| Job A |
Can you rewrite every line of the records as a JSON list of strings, with one string per line and blank lines omitted?

| Text passage |
So is Satan now toothless? Scoffed out of existence?

On the face of it, it does seem that hell, like Satan himself, has lost its sting. The phrases are now trotted out without any sense of their residual meaning. To hell and gone. The hell with it. Go to hell. It is hellishly hot … Hell is just an epithet, not a place; as Michael Gerson put it in The Washington Post, “For a lot of people, hell is little more than a mental holding place for Hitler.” Carol Zaleski, in an Encyclopedia Britannica article on national hells, suggested that “In the modern world, especially in the West, cultural shifts caused by the Enlightenment, 19th-century liberalism, and the psychotherapeutic culture of the late 20th century have contributed to a decline in the belief in an everlasting hell.”

In this view, evil was caused by misfiring synapses and failed education, nothing more. Indeed, the whole idea of god and the devil began to seem increasingly obsolete, concepts unworthy of free men. Thus, the notion that men and women should bow down and worship some unseen abstraction came to seem more and more undignified (the very word “worship” is cringe-making in itself); similarly, the idea that anyone should debase himself as a miserable sinner just because a long-ago, know-nothing ecclesiastic says he should seems … primitive.

And yet … the idea of hell and its punishments persists, and in more than one not-so-obscure corner of the religious universe. Removing hell from Christian doctrine leaves a hell-sized hole in the afterlife narrative: Major religions are not used to not having answers. If there is nothing to fear, why be sinless? Thus, as Philip Almond says in his profile of the devil, “The existence of the Devil, and his capacity to act in history, nature and human lives, remains for many Christians, both Protestant and Catholic, a satisfactory explanation of natural misfortune and human suffering, mitigated by the paradoxical conviction that, at the end of the day, Satan is carrying out God’s will, and that, at the end of history, he will be defeated and eternally punished for doing so.”

| Listing |
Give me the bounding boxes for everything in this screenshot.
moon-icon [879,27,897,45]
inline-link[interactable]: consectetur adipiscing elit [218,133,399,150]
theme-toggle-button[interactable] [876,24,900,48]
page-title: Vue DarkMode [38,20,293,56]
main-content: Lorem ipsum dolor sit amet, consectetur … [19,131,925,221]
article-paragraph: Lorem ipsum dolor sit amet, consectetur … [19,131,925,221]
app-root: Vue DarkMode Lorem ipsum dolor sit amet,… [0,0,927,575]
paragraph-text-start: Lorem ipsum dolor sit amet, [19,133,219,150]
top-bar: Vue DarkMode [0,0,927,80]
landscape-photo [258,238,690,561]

| Job B |
Can you extend the passage about belief in hell and the devil, starting right after its last sentence?

| Expected answer A |
[
  "Give me the bounding boxes for everything in this screenshot.",
  "moon-icon [879,27,897,45]",
  "inline-link[interactable]: consectetur adipiscing elit [218,133,399,150]",
  "theme-toggle-button[interactable] [876,24,900,48]",
  "page-title: Vue DarkMode [38,20,293,56]",
  "main-content: Lorem ipsum dolor sit amet, consectetur … [19,131,925,221]",
  "article-paragraph: Lorem ipsum dolor sit amet, consectetur … [19,131,925,221]",
  "app-root: Vue DarkMode Lorem ipsum dolor sit amet,… [0,0,927,575]",
  "paragraph-text-start: Lorem ipsum dolor sit amet, [19,133,219,150]",
  "top-bar: Vue DarkMode [0,0,927,80]",
  "landscape-photo [258,238,690,561]"
]

| Expected answer B |
It’s predictable that many outré branches of Christianity, including some of the more fundamentalist fire-and-brimstone sects, still cling to the older notions of hell.

Even in 2016, you could still see billboards across parts of the American South declaring that “Hell is Real;” and some churches still operate “hell houses,” in which terrified teenagers are herded by “demons” and shown graphic strobe-lit scenes of violent assaults, suicides, and drug takers here on earth. So much, so predictable. But you’d be hard pressed to find an adherent of even the more mainstream Christian doctrines who denies hell altogether. As recently as 2004, Gallup polled Americans of all backgrounds for their views on hell, and found to its own evident astonishment that despite the supposed secularizing of society the number of people who believed that god would punish people in the afterlife had actually increased, significantly, in a decade – from 50 per cent to 70 per cent (it was 80 per cent for evangelicals). Even stranger, half of those who said they never went to church said they nonetheless definitely believed in hell, while 3 per cent of those who didn’t believe in any god at all still believed in hell. In 2011, an Associated Press poll found that eight in 10 Americans believed in angels – and for those who never went to church the ratio was still four in 10. The gap is a little different in Canada: More than half of Canadians believe in heaven, but only a third in hell.

To put all this in perspective on the credulity meter, it’s also true that in 2009 the Pew Research Center reported that one in five Americans had experienced ghosts and that one in seven had consulted a psychic. And then, consider that in April 2012, one in 10 Americans was convinced that Barack Obama was the Antichrist, and they didn’t mean it politically – they meant for sure, for real, that Mr. Obama was inhumanly evil.

It is worth remembering, too, that the late American Supreme Court justice Antonin Scalia, referred to in many obituaries as one of the foremost legal minds of his time, said in an interview with New York Magazine that he believes in Satan. “Of course!” he said. “Yeah, he’s a real person. Hey, come on, that’s standard Catholic doctrine! Every Catholic believes that.”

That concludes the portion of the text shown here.